• [Do this]: Please quote everything from the line containing "divider — [736, 260, 1028, 261]" down to the line containing "spacing-after-spinner[interactable]: ▲ ▼", both included, word for word.

• [Supplied material]:
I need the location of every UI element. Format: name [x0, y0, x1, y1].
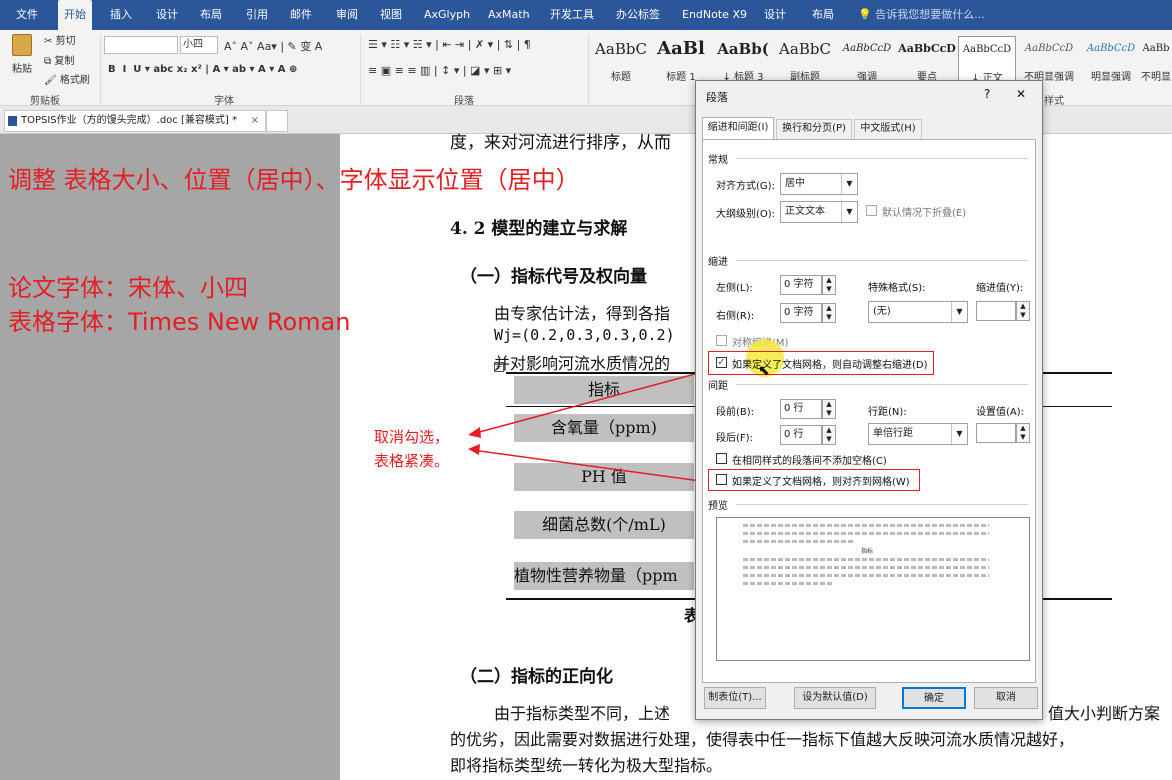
divider — [736, 260, 1028, 261]
tab-indents-spacing[interactable]: 缩进和间距(I) — [702, 117, 774, 139]
outline-level-select[interactable]: 正文文本 ▼ — [780, 201, 858, 223]
spacing-after-label: 段后(F): — [716, 433, 753, 444]
chevron-down-icon: ▼ — [951, 302, 967, 322]
dialog-close-button[interactable]: ✕ — [1016, 87, 1026, 101]
left-indent-label: 左侧(L): — [716, 283, 753, 294]
preview-pane: 指标 — [716, 517, 1030, 661]
indent-by-spinner[interactable]: ▲ ▼ — [1016, 301, 1030, 321]
preview-sample-text: 指标 — [861, 548, 874, 555]
preview-line — [743, 524, 989, 527]
spacing-after-spinner[interactable]: ▲ ▼ — [822, 425, 836, 445]
indent-by-label: 缩进值(Y): — [976, 283, 1024, 294]
spacing-before-spinner[interactable]: ▲ ▼ — [822, 399, 836, 419]
ok-button[interactable]: 确定 — [902, 687, 966, 709]
preview-line — [743, 574, 989, 577]
preview-line — [743, 582, 833, 585]
no-space-same-style-checkbox[interactable] — [716, 453, 727, 464]
arrow-head-2 — [468, 444, 480, 455]
tabs-button[interactable]: 制表位(T)... — [704, 687, 766, 709]
preview-line — [743, 566, 989, 569]
alignment-label: 对齐方式(G): — [716, 181, 775, 192]
outline-level-value: 正文文本 — [785, 206, 825, 217]
arrow-head-1 — [468, 427, 481, 438]
preview-line — [743, 558, 989, 561]
chevron-down-icon: ▼ — [841, 202, 857, 222]
snap-to-grid-label: 如果定义了文档网格，则对齐到网格(W) — [732, 477, 910, 488]
spacing-before-input[interactable]: 0 行 — [780, 399, 822, 419]
section-general: 常规 — [708, 155, 728, 166]
tab-line-page-breaks[interactable]: 换行和分页(P) — [776, 119, 852, 139]
divider — [736, 384, 1028, 385]
chevron-down-icon: ▼ — [951, 424, 967, 444]
special-indent-value: (无) — [873, 306, 891, 317]
dialog-title: 段落 — [706, 91, 728, 104]
paragraph-dialog: 段落 ? ✕ 缩进和间距(I) 换行和分页(P) 中文版式(H) 常规 对齐方式… — [695, 80, 1043, 720]
snap-to-grid-checkbox[interactable] — [716, 474, 727, 485]
mouse-cursor-icon: ⬉ — [758, 363, 770, 379]
section-spacing: 间距 — [708, 381, 728, 392]
collapse-default-label: 默认情况下折叠(E) — [882, 208, 967, 219]
no-space-same-style-label: 在相同样式的段落间不添加空格(C) — [732, 456, 887, 467]
cancel-button[interactable]: 取消 — [974, 687, 1038, 709]
spacing-at-input[interactable] — [976, 423, 1016, 443]
divider — [736, 504, 1028, 505]
preview-line — [743, 532, 989, 535]
right-indent-spinner[interactable]: ▲ ▼ — [822, 303, 836, 323]
special-indent-select[interactable]: (无) ▼ — [868, 301, 968, 323]
line-spacing-label: 行距(N): — [868, 407, 907, 418]
section-preview: 预览 — [708, 501, 728, 512]
spacing-before-label: 段前(B): — [716, 407, 755, 418]
auto-right-indent-checkbox[interactable]: ✓ — [716, 357, 727, 368]
mirror-indents-checkbox[interactable] — [716, 335, 727, 346]
spacing-after-input[interactable]: 0 行 — [780, 425, 822, 445]
line-spacing-select[interactable]: 单倍行距 ▼ — [868, 423, 968, 445]
left-indent-spinner[interactable]: ▲ ▼ — [822, 275, 836, 295]
arrow-line-1 — [471, 369, 711, 435]
special-indent-label: 特殊格式(S): — [868, 283, 926, 294]
section-indentation: 缩进 — [708, 257, 728, 268]
set-default-button[interactable]: 设为默认值(D) — [794, 687, 876, 709]
left-indent-input[interactable]: 0 字符 — [780, 275, 822, 295]
alignment-value: 居中 — [785, 178, 805, 189]
divider — [736, 158, 1028, 159]
right-indent-label: 右侧(R): — [716, 311, 755, 322]
spacing-at-spinner[interactable]: ▲ ▼ — [1016, 423, 1030, 443]
chevron-down-icon: ▼ — [841, 174, 857, 194]
alignment-select[interactable]: 居中 ▼ — [780, 173, 858, 195]
help-button[interactable]: ? — [984, 87, 990, 101]
outline-level-label: 大纲级别(O): — [716, 209, 776, 220]
collapse-default-checkbox[interactable] — [866, 205, 877, 216]
right-indent-input[interactable]: 0 字符 — [780, 303, 822, 323]
indent-by-input[interactable] — [976, 301, 1016, 321]
preview-line — [743, 540, 853, 543]
tab-asian-typography[interactable]: 中文版式(H) — [854, 119, 922, 139]
line-spacing-value: 单倍行距 — [873, 428, 913, 439]
spacing-at-label: 设置值(A): — [976, 407, 1025, 418]
arrow-line-2 — [471, 449, 709, 483]
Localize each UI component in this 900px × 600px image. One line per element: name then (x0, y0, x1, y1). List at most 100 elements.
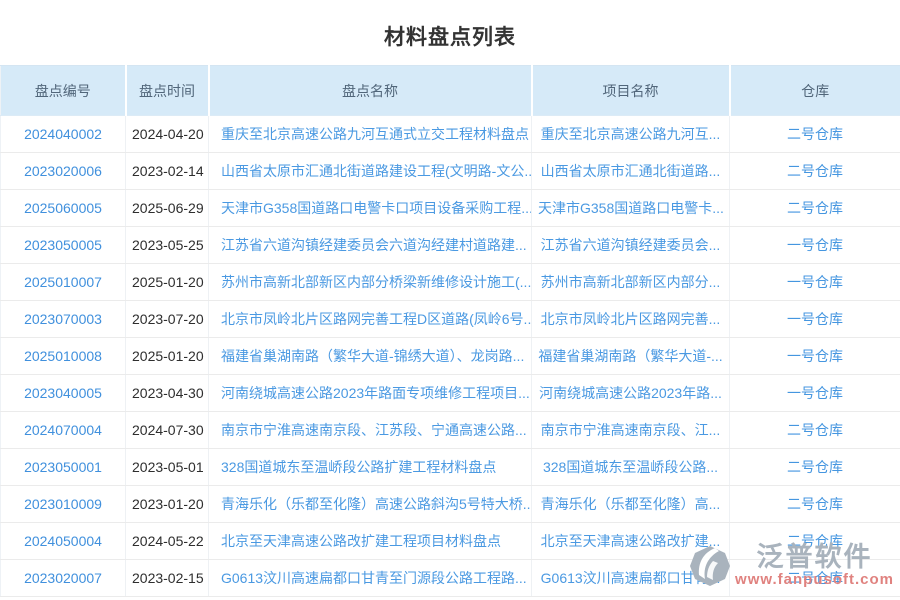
project-name-cell: 重庆至北京高速公路九河互... (532, 116, 730, 153)
material-inventory-table: 盘点编号 盘点时间 盘点名称 项目名称 仓库 2024040002 2024-0… (0, 65, 900, 597)
inventory-name-link[interactable]: 重庆至北京高速公路九河互通式立交工程材料盘点 (221, 126, 529, 142)
project-name-link[interactable]: 江苏省六道沟镇经建委员会... (541, 237, 721, 253)
warehouse-cell: 二号仓库 (730, 486, 900, 523)
project-name-link[interactable]: 青海乐化（乐都至化隆）高... (541, 496, 721, 512)
warehouse-cell: 二号仓库 (730, 116, 900, 153)
project-name-link[interactable]: 山西省太原市汇通北街道路... (541, 163, 721, 179)
warehouse-link[interactable]: 一号仓库 (787, 274, 843, 290)
project-name-cell: 天津市G358国道路口电警卡... (532, 190, 730, 227)
inventory-id-cell: 2023040005 (1, 375, 126, 412)
warehouse-link[interactable]: 一号仓库 (787, 348, 843, 364)
inventory-name-cell: 天津市G358国道路口电警卡口项目设备采购工程... (209, 190, 532, 227)
warehouse-link[interactable]: 二号仓库 (787, 533, 843, 549)
inventory-id-cell: 2025010008 (1, 338, 126, 375)
inventory-name-cell: 苏州市高新北部新区内部分桥梁新维修设计施工(... (209, 264, 532, 301)
inventory-date-cell: 2023-07-20 (126, 301, 209, 338)
warehouse-link[interactable]: 一号仓库 (787, 311, 843, 327)
inventory-id-link[interactable]: 2024040002 (24, 126, 102, 142)
inventory-id-link[interactable]: 2024070004 (24, 422, 102, 438)
inventory-id-link[interactable]: 2023020007 (24, 570, 102, 586)
inventory-id-link[interactable]: 2025060005 (24, 200, 102, 216)
warehouse-cell: 二号仓库 (730, 412, 900, 449)
table-row: 2025010008 2025-01-20 福建省巢湖南路（繁华大道-锦绣大道）… (1, 338, 900, 375)
warehouse-cell: 一号仓库 (730, 338, 900, 375)
warehouse-cell: 二号仓库 (730, 523, 900, 560)
warehouse-link[interactable]: 二号仓库 (787, 200, 843, 216)
warehouse-link[interactable]: 二号仓库 (787, 422, 843, 438)
project-name-link[interactable]: G0613汶川高速扁都口甘青... (541, 570, 721, 586)
inventory-id-link[interactable]: 2024050004 (24, 533, 102, 549)
inventory-id-link[interactable]: 2025010007 (24, 274, 102, 290)
inventory-name-link[interactable]: 北京市凤岭北片区路网完善工程D区道路(凤岭6号... (221, 311, 532, 327)
table-row: 2025060005 2025-06-29 天津市G358国道路口电警卡口项目设… (1, 190, 900, 227)
inventory-id-cell: 2023050001 (1, 449, 126, 486)
inventory-name-link[interactable]: 328国道城东至温峤段公路扩建工程材料盘点 (221, 459, 496, 475)
project-name-cell: 江苏省六道沟镇经建委员会... (532, 227, 730, 264)
project-name-link[interactable]: 福建省巢湖南路（繁华大道-... (538, 348, 722, 364)
inventory-name-link[interactable]: 天津市G358国道路口电警卡口项目设备采购工程... (221, 200, 532, 216)
inventory-name-cell: 北京至天津高速公路改扩建工程项目材料盘点 (209, 523, 532, 560)
inventory-name-link[interactable]: 南京市宁淮高速南京段、江苏段、宁通高速公路... (221, 422, 527, 438)
warehouse-cell: 二号仓库 (730, 449, 900, 486)
warehouse-cell: 二号仓库 (730, 560, 900, 597)
project-name-cell: 苏州市高新北部新区内部分... (532, 264, 730, 301)
warehouse-link[interactable]: 二号仓库 (787, 459, 843, 475)
inventory-id-link[interactable]: 2023050005 (24, 237, 102, 253)
project-name-cell: 南京市宁淮高速南京段、江... (532, 412, 730, 449)
warehouse-link[interactable]: 一号仓库 (787, 237, 843, 253)
project-name-link[interactable]: 河南绕城高速公路2023年路... (539, 385, 722, 401)
project-name-cell: 河南绕城高速公路2023年路... (532, 375, 730, 412)
inventory-name-cell: 南京市宁淮高速南京段、江苏段、宁通高速公路... (209, 412, 532, 449)
inventory-id-link[interactable]: 2023070003 (24, 311, 102, 327)
project-name-link[interactable]: 北京市凤岭北片区路网完善... (541, 311, 721, 327)
inventory-name-link[interactable]: 青海乐化（乐都至化隆）高速公路斜沟5号特大桥... (221, 496, 532, 512)
project-name-cell: 328国道城东至温峤段公路... (532, 449, 730, 486)
inventory-id-link[interactable]: 2023020006 (24, 163, 102, 179)
warehouse-link[interactable]: 二号仓库 (787, 163, 843, 179)
project-name-link[interactable]: 328国道城东至温峤段公路... (543, 459, 718, 475)
table-body: 2024040002 2024-04-20 重庆至北京高速公路九河互通式立交工程… (1, 116, 900, 597)
warehouse-link[interactable]: 二号仓库 (787, 126, 843, 142)
project-name-link[interactable]: 天津市G358国道路口电警卡... (538, 200, 724, 216)
inventory-name-link[interactable]: 苏州市高新北部新区内部分桥梁新维修设计施工(... (221, 274, 531, 290)
page-header: 材料盘点列表 (0, 0, 900, 65)
inventory-name-cell: 北京市凤岭北片区路网完善工程D区道路(凤岭6号... (209, 301, 532, 338)
warehouse-link[interactable]: 一号仓库 (787, 385, 843, 401)
inventory-id-cell: 2025060005 (1, 190, 126, 227)
column-header-inventory-name: 盘点名称 (209, 66, 532, 116)
inventory-name-link[interactable]: 福建省巢湖南路（繁华大道-锦绣大道）、龙岗路... (221, 348, 524, 364)
inventory-id-link[interactable]: 2023010009 (24, 496, 102, 512)
inventory-id-cell: 2023020006 (1, 153, 126, 190)
project-name-link[interactable]: 苏州市高新北部新区内部分... (541, 274, 721, 290)
warehouse-link[interactable]: 二号仓库 (787, 496, 843, 512)
project-name-cell: 北京市凤岭北片区路网完善... (532, 301, 730, 338)
inventory-name-cell: 青海乐化（乐都至化隆）高速公路斜沟5号特大桥... (209, 486, 532, 523)
inventory-id-cell: 2023050005 (1, 227, 126, 264)
warehouse-link[interactable]: 二号仓库 (787, 570, 843, 586)
inventory-id-link[interactable]: 2023040005 (24, 385, 102, 401)
inventory-name-link[interactable]: 江苏省六道沟镇经建委员会六道沟经建村道路建... (221, 237, 527, 253)
inventory-id-cell: 2024040002 (1, 116, 126, 153)
column-header-inventory-time: 盘点时间 (126, 66, 209, 116)
inventory-name-link[interactable]: 北京至天津高速公路改扩建工程项目材料盘点 (221, 533, 501, 549)
inventory-name-link[interactable]: G0613汶川高速扁都口甘青至门源段公路工程路... (221, 570, 527, 586)
warehouse-cell: 二号仓库 (730, 190, 900, 227)
page-title: 材料盘点列表 (0, 21, 900, 51)
table-row: 2023020007 2023-02-15 G0613汶川高速扁都口甘青至门源段… (1, 560, 900, 597)
table-row: 2024070004 2024-07-30 南京市宁淮高速南京段、江苏段、宁通高… (1, 412, 900, 449)
inventory-id-link[interactable]: 2025010008 (24, 348, 102, 364)
inventory-date-cell: 2024-07-30 (126, 412, 209, 449)
inventory-name-link[interactable]: 河南绕城高速公路2023年路面专项维修工程项目... (221, 385, 530, 401)
table-row: 2025010007 2025-01-20 苏州市高新北部新区内部分桥梁新维修设… (1, 264, 900, 301)
inventory-id-link[interactable]: 2023050001 (24, 459, 102, 475)
project-name-link[interactable]: 重庆至北京高速公路九河互... (541, 126, 721, 142)
project-name-link[interactable]: 北京至天津高速公路改扩建... (541, 533, 721, 549)
project-name-cell: G0613汶川高速扁都口甘青... (532, 560, 730, 597)
inventory-id-cell: 2023010009 (1, 486, 126, 523)
inventory-id-cell: 2025010007 (1, 264, 126, 301)
inventory-name-cell: 江苏省六道沟镇经建委员会六道沟经建村道路建... (209, 227, 532, 264)
inventory-name-link[interactable]: 山西省太原市汇通北街道路建设工程(文明路-文公... (221, 163, 532, 179)
project-name-link[interactable]: 南京市宁淮高速南京段、江... (541, 422, 721, 438)
table-row: 2024050004 2024-05-22 北京至天津高速公路改扩建工程项目材料… (1, 523, 900, 560)
inventory-name-cell: 328国道城东至温峤段公路扩建工程材料盘点 (209, 449, 532, 486)
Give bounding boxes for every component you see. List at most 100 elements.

• [Answer to the exercise]:
divider — [736, 260, 1028, 261]
tab-indents-spacing[interactable]: 缩进和间距(I) — [702, 117, 774, 139]
outline-level-select[interactable]: 正文文本 ▼ — [780, 201, 858, 223]
spacing-after-label: 段后(F): — [716, 433, 753, 444]
chevron-down-icon: ▼ — [951, 302, 967, 322]
dialog-close-button[interactable]: ✕ — [1016, 87, 1026, 101]
left-indent-label: 左侧(L): — [716, 283, 753, 294]
preview-pane: 指标 — [716, 517, 1030, 661]
indent-by-spinner[interactable]: ▲ ▼ — [1016, 301, 1030, 321]
preview-sample-text: 指标 — [861, 548, 874, 555]
preview-line — [743, 524, 989, 527]
spacing-after-spinner[interactable]: ▲ ▼ — [822, 425, 836, 445]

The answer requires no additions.